Exercise details →
Find every line in the records below that holds the word "закачвайте", and copy it out.

(Dataset items)
:::

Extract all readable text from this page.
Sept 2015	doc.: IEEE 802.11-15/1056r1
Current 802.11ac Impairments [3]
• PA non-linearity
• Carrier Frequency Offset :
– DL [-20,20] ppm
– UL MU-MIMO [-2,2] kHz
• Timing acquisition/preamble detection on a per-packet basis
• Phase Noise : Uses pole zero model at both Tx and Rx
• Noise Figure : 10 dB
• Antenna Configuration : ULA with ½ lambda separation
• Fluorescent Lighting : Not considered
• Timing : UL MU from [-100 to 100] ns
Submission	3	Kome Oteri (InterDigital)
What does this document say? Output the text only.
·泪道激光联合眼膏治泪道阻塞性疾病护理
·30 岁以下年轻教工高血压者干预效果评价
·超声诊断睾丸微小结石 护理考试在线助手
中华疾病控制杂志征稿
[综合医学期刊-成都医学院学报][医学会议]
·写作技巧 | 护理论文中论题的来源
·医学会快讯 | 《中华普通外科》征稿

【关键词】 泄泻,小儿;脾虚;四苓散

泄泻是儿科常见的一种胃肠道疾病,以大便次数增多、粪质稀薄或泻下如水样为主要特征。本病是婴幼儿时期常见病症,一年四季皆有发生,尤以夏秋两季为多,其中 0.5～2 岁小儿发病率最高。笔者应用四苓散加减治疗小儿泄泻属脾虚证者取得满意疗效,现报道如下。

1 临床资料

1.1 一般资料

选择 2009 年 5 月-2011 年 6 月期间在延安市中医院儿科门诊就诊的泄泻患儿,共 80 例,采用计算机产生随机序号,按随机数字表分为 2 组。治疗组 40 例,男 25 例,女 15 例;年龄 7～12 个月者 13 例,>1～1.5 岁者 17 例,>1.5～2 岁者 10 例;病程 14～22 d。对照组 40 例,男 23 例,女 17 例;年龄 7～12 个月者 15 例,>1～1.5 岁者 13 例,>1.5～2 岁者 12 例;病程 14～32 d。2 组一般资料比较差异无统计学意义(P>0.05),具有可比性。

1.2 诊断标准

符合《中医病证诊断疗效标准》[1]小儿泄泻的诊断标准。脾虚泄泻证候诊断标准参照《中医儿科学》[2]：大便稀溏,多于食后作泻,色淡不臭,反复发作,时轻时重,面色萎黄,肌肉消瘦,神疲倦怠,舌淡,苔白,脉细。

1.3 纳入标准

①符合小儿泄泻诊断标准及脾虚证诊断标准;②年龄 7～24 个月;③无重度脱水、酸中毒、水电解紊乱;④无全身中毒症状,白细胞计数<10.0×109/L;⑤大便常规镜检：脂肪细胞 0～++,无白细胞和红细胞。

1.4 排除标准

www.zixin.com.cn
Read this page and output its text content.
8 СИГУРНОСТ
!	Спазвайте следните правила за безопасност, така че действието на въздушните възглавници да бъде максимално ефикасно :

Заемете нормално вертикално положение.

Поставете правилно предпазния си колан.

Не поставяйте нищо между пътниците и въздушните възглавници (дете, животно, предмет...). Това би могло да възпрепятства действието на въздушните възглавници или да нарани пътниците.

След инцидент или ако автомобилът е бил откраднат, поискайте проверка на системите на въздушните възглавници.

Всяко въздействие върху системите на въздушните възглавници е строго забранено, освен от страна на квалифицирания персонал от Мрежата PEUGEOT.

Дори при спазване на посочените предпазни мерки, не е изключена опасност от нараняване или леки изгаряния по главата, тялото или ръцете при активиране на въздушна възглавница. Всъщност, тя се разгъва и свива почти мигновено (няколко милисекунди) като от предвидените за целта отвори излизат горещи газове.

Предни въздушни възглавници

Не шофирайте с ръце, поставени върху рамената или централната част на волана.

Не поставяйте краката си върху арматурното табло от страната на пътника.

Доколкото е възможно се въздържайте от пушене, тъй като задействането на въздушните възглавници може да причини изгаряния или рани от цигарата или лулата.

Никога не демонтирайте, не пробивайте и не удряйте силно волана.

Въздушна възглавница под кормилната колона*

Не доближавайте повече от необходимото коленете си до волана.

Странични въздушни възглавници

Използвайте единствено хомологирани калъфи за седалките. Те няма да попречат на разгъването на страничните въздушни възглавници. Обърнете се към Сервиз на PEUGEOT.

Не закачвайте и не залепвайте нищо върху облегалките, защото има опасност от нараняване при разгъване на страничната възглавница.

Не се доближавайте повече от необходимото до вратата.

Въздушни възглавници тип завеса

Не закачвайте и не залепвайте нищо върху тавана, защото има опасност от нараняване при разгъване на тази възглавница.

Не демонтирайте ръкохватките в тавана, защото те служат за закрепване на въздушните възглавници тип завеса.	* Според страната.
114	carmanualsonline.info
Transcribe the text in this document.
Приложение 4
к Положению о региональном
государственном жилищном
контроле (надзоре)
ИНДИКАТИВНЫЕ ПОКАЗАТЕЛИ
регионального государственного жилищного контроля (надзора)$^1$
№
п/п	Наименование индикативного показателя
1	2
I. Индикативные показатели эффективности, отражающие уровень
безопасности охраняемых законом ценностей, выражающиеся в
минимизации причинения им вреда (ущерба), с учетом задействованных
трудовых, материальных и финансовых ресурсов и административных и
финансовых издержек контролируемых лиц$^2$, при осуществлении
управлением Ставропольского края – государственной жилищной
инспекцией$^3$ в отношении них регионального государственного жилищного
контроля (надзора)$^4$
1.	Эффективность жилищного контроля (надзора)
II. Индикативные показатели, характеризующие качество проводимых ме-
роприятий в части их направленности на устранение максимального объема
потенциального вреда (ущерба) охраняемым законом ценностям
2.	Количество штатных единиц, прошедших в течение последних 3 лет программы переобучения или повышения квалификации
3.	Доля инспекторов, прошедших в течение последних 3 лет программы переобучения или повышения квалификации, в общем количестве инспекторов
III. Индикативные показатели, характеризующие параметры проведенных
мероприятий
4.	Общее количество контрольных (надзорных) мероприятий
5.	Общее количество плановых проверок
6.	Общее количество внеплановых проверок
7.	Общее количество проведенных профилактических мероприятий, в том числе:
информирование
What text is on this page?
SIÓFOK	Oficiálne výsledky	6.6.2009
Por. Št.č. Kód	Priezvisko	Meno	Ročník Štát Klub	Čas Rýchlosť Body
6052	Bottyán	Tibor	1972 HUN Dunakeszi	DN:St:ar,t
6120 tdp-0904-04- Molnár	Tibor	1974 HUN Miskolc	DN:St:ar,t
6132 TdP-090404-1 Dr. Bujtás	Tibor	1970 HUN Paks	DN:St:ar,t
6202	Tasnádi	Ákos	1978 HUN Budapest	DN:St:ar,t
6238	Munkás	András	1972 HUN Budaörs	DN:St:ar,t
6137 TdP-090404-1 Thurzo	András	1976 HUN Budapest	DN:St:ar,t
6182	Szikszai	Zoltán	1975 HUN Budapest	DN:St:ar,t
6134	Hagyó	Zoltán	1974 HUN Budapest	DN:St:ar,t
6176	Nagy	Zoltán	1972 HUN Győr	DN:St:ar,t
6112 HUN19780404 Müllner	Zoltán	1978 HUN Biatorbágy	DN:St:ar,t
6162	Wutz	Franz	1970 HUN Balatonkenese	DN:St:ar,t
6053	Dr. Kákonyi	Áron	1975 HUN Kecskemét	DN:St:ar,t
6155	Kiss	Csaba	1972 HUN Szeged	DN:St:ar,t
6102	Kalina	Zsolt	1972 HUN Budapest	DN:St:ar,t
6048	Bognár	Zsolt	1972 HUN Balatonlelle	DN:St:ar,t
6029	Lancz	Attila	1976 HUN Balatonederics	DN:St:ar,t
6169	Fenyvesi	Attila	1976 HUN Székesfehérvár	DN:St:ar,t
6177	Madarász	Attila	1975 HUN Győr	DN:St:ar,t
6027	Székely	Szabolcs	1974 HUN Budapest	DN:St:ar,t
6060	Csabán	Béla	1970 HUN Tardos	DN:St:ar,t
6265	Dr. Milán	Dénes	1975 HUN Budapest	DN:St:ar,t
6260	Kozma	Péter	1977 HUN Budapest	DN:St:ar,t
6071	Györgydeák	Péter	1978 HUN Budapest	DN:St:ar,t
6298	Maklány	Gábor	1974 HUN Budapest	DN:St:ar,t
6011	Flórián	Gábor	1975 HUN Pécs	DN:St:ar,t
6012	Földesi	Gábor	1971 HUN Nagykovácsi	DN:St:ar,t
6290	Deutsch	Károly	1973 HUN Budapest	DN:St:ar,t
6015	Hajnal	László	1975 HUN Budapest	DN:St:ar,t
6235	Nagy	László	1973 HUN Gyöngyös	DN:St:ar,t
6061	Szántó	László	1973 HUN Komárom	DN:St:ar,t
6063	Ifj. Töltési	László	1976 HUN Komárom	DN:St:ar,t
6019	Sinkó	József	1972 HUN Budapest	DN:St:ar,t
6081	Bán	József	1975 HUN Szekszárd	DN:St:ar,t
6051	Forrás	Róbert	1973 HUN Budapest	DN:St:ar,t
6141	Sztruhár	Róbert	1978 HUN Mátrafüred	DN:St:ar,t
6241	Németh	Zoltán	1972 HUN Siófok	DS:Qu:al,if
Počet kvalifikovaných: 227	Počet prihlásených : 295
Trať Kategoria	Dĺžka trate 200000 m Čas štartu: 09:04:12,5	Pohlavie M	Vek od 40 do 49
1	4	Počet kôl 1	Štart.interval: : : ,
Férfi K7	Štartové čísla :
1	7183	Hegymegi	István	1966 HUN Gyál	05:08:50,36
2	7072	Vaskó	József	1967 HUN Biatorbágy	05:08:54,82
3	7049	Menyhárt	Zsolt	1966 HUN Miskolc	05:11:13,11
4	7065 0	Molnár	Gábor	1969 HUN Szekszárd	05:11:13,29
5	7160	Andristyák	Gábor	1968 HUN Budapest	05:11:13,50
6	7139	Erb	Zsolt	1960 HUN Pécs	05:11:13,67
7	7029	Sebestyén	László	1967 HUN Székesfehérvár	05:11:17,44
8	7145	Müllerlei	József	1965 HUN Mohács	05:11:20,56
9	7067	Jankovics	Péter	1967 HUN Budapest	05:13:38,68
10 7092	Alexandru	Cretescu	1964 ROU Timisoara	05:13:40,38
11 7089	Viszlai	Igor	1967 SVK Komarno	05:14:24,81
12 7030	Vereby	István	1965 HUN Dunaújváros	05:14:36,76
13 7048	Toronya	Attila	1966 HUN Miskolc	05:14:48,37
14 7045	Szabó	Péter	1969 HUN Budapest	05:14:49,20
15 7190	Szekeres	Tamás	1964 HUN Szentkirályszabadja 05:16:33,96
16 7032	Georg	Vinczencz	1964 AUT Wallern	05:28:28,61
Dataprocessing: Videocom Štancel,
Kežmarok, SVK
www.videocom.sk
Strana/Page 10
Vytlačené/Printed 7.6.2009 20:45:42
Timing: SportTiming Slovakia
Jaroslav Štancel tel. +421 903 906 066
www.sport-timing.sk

:::

Written answer →
Не закачвайте и не залепвайте нищо върху облегалките, защото има опасност от нараняване при разгъване на страничната възглавница.
Не закачвайте и не залепвайте нищо върху тавана, защото има опасност от нараняване при разгъване на тази възглавница.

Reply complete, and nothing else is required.